§ **Goal**: Please give the count of lines holding the string "trajectory" and nothing besides.

§ **Supplied information**:
----------------
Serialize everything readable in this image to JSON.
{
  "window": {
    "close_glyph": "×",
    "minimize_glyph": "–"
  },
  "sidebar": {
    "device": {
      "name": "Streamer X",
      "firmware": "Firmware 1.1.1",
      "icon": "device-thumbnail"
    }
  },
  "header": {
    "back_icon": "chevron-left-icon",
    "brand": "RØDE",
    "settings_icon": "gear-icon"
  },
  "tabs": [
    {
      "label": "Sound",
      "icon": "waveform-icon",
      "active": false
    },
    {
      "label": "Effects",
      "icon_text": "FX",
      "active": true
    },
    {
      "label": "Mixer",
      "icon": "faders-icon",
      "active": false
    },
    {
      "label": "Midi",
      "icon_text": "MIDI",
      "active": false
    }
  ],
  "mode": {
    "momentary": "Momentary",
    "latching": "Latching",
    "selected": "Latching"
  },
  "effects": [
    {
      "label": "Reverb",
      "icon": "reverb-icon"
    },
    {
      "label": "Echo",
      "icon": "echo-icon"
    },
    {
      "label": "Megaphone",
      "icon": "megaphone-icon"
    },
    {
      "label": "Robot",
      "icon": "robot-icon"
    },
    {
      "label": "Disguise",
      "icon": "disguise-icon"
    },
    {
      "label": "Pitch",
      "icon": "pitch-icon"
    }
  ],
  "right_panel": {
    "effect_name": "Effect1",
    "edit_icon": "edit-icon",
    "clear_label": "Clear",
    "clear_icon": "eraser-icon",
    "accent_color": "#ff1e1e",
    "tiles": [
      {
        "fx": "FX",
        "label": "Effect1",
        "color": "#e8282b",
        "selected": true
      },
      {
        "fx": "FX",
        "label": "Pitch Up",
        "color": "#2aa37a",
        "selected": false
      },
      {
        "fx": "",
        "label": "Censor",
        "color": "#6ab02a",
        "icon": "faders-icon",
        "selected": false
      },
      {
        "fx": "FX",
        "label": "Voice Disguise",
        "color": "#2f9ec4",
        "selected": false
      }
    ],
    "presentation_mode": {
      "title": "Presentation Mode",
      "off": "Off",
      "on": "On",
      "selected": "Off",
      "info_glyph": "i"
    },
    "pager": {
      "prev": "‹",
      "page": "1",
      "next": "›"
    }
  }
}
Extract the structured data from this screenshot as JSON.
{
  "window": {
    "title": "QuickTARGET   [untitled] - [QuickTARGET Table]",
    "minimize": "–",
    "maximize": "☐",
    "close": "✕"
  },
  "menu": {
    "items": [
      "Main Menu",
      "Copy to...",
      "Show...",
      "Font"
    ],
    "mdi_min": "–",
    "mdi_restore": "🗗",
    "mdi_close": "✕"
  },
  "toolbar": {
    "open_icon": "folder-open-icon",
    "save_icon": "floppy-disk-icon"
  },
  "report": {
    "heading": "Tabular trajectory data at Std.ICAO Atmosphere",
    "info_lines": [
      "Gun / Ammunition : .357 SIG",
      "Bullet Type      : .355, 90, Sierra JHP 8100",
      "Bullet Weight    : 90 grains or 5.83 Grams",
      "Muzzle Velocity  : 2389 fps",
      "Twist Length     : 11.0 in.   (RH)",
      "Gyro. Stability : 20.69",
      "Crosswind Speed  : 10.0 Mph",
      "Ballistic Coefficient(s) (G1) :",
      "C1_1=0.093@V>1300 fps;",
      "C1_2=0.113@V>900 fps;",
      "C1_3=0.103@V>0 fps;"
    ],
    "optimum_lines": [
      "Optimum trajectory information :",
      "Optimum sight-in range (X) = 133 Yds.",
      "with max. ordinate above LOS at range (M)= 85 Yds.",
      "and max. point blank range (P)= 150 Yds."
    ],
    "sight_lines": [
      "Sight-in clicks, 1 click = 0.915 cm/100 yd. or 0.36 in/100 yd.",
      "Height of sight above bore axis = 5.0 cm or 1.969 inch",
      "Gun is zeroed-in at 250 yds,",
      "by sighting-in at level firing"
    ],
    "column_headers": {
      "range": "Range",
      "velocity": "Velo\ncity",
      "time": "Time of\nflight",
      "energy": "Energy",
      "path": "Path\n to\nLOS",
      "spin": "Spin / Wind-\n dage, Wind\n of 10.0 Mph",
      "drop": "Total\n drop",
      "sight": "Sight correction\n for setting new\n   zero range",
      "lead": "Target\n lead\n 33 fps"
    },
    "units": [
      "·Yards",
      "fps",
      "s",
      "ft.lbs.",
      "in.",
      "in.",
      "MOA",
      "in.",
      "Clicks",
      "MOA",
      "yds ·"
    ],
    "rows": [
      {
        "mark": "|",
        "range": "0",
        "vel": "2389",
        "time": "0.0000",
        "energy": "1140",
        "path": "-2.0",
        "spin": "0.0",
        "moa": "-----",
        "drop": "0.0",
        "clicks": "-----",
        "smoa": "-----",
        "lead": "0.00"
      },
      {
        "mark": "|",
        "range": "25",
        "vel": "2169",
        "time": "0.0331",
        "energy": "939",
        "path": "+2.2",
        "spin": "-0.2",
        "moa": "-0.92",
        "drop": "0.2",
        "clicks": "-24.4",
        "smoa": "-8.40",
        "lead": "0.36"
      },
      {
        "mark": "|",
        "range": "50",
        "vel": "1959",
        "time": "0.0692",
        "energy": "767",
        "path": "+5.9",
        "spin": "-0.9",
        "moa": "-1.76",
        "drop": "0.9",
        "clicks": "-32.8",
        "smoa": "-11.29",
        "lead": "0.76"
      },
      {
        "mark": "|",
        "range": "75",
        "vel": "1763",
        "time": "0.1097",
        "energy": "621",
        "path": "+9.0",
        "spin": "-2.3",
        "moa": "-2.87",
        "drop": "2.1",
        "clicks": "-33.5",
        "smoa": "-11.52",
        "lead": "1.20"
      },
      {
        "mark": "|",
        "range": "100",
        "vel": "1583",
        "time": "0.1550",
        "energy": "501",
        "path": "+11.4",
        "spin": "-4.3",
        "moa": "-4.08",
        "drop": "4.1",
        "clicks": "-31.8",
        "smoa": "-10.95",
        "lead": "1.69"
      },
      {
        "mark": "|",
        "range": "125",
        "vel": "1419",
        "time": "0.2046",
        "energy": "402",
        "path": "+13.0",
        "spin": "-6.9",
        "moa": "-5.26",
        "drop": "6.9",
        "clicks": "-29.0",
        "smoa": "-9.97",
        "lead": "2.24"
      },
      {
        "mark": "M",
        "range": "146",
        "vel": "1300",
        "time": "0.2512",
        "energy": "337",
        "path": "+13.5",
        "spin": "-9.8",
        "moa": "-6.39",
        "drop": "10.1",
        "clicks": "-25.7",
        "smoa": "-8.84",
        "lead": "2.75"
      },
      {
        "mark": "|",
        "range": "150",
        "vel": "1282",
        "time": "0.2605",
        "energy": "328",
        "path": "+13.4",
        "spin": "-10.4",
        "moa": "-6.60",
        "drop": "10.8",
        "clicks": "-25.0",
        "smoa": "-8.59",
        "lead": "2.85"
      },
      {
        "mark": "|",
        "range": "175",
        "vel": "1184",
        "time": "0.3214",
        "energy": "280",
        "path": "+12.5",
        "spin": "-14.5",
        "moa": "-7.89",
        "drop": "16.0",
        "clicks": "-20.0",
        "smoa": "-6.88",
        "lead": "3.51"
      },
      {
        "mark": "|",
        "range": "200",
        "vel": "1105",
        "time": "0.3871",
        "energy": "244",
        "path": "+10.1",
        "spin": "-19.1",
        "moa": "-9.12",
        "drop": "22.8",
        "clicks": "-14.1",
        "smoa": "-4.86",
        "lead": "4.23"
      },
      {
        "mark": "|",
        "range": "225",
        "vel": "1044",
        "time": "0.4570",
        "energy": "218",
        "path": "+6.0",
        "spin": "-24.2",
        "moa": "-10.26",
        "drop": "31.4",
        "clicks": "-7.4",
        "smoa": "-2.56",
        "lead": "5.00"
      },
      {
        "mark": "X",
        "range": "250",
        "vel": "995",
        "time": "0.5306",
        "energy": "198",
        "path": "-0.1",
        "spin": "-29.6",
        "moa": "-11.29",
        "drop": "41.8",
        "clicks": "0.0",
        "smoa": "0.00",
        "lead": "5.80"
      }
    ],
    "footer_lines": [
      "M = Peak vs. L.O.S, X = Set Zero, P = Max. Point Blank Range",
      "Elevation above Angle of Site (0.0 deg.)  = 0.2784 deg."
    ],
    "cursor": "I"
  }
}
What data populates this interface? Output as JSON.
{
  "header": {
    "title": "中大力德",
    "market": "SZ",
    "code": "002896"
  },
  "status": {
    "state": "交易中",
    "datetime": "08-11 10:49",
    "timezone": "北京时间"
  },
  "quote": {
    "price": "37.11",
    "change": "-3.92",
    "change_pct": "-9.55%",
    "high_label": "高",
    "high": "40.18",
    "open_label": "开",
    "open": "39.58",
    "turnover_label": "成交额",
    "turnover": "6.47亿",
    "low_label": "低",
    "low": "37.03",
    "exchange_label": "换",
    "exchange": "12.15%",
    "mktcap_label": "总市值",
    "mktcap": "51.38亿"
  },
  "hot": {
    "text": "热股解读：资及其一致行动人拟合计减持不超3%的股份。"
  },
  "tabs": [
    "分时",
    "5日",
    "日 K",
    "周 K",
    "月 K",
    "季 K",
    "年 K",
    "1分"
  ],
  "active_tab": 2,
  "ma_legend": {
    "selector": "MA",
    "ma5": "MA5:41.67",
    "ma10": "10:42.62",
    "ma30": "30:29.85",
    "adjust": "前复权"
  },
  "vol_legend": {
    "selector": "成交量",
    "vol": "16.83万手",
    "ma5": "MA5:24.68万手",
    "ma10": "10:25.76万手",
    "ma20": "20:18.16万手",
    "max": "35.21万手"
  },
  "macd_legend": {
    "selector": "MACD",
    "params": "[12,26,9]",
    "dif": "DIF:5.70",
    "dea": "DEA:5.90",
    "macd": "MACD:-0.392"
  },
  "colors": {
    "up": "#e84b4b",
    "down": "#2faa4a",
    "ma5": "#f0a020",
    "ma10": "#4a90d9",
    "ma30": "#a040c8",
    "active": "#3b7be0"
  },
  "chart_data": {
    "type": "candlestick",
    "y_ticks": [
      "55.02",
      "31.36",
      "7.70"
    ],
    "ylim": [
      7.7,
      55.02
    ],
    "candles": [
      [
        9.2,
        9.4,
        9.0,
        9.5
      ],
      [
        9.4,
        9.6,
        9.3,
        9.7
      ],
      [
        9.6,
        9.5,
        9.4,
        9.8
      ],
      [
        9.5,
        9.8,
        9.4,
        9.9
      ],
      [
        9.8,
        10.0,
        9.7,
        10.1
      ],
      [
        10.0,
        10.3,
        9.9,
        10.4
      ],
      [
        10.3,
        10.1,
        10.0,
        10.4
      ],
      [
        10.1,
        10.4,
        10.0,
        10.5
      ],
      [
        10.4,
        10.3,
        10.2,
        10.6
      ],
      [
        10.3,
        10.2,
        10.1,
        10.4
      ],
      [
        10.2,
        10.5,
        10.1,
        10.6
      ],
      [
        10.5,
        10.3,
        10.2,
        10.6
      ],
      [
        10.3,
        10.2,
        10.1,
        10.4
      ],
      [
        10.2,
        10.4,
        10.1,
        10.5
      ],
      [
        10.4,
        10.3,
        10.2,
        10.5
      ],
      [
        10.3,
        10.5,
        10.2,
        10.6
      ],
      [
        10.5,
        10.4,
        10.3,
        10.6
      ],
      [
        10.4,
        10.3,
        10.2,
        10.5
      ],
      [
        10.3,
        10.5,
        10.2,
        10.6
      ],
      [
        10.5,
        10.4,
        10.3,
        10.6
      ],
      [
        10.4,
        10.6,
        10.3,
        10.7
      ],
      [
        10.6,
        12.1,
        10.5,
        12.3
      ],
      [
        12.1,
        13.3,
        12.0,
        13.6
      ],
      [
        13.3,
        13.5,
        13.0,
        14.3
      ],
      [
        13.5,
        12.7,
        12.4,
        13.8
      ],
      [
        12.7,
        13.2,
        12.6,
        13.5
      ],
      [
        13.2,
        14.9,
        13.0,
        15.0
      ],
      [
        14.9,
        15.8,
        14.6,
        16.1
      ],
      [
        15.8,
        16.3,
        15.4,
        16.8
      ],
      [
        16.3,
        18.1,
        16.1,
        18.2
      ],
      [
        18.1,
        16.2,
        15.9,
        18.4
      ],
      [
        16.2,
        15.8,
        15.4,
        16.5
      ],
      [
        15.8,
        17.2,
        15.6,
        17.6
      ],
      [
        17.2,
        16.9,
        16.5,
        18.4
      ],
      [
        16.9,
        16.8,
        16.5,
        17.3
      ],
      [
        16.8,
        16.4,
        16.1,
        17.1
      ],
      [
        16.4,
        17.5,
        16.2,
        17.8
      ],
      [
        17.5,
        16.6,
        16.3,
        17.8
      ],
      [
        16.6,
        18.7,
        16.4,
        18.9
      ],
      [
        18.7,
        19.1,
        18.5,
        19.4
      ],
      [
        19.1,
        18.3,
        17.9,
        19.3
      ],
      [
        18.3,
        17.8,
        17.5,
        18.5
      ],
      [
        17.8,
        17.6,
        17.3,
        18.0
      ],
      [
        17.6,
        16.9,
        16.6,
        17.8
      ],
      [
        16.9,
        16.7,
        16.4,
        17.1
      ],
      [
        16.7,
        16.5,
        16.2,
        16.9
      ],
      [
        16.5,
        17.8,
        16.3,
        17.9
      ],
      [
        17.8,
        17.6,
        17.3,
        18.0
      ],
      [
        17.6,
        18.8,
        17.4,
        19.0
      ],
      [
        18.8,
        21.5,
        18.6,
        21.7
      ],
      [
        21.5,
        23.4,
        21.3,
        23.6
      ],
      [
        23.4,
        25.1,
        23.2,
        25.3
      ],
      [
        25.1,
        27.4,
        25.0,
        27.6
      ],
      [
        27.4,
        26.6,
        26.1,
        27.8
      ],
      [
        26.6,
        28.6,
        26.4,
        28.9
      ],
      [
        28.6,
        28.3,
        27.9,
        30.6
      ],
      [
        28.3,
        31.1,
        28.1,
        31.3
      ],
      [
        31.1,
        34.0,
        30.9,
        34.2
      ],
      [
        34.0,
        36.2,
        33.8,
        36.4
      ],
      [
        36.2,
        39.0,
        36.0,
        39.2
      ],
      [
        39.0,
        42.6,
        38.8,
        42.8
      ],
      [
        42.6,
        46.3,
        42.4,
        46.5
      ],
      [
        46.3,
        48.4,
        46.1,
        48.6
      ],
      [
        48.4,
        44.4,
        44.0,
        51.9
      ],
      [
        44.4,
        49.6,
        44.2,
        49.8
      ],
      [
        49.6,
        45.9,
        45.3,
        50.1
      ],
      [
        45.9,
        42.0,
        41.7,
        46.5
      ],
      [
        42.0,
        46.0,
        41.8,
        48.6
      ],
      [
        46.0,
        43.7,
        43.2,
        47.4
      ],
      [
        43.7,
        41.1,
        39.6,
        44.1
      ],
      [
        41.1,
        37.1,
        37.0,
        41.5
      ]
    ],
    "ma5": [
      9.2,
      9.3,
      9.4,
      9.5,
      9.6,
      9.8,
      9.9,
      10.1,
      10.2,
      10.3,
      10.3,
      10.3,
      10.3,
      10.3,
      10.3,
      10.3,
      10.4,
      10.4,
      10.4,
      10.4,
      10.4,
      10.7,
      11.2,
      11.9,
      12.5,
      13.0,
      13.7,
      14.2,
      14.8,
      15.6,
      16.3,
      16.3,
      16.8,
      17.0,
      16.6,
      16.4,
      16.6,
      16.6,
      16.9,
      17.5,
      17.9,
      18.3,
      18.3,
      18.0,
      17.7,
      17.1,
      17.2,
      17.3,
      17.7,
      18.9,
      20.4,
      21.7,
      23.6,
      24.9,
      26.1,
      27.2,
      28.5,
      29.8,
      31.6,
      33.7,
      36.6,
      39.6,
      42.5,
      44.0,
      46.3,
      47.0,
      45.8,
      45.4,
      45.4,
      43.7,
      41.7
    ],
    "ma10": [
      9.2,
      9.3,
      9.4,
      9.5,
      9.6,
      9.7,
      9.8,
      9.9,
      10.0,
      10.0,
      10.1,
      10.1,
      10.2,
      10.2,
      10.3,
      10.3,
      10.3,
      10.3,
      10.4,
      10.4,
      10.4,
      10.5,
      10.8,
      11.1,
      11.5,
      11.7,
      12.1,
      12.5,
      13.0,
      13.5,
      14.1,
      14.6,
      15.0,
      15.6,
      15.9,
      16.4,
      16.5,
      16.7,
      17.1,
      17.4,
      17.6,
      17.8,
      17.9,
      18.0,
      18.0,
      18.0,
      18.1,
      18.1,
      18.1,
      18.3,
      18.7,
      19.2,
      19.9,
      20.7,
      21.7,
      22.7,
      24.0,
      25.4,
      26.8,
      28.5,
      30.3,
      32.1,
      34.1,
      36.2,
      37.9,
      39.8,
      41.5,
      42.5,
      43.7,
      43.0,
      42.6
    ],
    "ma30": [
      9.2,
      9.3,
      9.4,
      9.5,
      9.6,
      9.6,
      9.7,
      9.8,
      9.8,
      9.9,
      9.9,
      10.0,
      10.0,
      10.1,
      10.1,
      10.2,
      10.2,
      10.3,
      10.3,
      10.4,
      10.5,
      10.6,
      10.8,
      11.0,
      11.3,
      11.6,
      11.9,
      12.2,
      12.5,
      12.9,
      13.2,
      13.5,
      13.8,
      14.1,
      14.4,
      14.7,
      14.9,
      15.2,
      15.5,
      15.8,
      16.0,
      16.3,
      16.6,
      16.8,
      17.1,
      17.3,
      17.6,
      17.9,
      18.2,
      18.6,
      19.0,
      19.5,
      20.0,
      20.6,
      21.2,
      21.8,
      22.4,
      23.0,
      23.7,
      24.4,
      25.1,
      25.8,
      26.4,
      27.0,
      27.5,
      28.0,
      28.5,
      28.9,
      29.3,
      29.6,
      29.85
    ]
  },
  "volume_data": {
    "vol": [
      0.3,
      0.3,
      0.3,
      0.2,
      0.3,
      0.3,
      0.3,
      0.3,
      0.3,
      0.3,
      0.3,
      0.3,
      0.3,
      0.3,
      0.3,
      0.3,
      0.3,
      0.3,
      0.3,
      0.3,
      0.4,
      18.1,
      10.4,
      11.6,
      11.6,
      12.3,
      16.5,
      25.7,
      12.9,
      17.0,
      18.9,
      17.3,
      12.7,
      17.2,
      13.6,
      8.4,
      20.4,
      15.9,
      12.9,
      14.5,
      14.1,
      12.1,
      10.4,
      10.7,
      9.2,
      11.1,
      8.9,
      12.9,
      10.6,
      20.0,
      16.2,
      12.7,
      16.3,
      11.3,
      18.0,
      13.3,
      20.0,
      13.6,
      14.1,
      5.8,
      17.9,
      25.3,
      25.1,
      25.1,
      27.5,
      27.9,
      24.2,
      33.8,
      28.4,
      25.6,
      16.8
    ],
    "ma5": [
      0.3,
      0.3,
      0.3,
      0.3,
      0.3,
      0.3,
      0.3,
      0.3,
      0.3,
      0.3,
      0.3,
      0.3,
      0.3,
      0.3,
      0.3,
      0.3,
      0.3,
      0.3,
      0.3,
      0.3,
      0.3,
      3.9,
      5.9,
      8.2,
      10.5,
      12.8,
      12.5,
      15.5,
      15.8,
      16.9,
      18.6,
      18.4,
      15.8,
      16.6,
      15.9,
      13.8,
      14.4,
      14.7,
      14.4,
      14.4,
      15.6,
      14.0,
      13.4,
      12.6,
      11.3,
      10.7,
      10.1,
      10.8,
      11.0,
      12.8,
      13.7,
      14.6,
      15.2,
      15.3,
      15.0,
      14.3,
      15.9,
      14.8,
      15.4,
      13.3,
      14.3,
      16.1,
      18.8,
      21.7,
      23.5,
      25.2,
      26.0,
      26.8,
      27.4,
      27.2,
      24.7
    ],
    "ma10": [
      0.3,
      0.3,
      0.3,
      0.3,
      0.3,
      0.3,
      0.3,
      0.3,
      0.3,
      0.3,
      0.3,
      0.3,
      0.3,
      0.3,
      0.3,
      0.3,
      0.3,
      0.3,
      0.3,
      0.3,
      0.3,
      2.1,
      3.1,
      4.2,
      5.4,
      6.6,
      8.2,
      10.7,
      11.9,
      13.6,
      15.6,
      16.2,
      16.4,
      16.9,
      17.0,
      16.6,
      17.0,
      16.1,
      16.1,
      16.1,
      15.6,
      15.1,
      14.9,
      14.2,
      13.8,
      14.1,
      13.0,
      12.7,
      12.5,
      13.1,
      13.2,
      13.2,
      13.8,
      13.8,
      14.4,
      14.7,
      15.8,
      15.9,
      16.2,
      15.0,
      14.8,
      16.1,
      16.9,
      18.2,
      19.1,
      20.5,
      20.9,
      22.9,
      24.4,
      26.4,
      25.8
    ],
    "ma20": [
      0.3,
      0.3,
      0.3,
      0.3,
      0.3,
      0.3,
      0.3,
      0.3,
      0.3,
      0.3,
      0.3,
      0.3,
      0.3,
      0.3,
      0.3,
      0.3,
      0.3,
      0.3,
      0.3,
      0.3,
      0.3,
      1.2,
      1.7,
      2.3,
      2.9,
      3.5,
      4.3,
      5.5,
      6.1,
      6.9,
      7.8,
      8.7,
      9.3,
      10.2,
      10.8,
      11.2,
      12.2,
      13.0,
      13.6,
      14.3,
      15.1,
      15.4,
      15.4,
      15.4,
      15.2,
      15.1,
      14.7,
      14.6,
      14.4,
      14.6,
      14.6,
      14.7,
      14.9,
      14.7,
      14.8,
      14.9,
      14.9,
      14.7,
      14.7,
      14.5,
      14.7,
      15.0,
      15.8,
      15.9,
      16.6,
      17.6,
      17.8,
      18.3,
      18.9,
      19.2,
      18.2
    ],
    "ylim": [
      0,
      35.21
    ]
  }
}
----------------
§ **Solution to the problem**: 2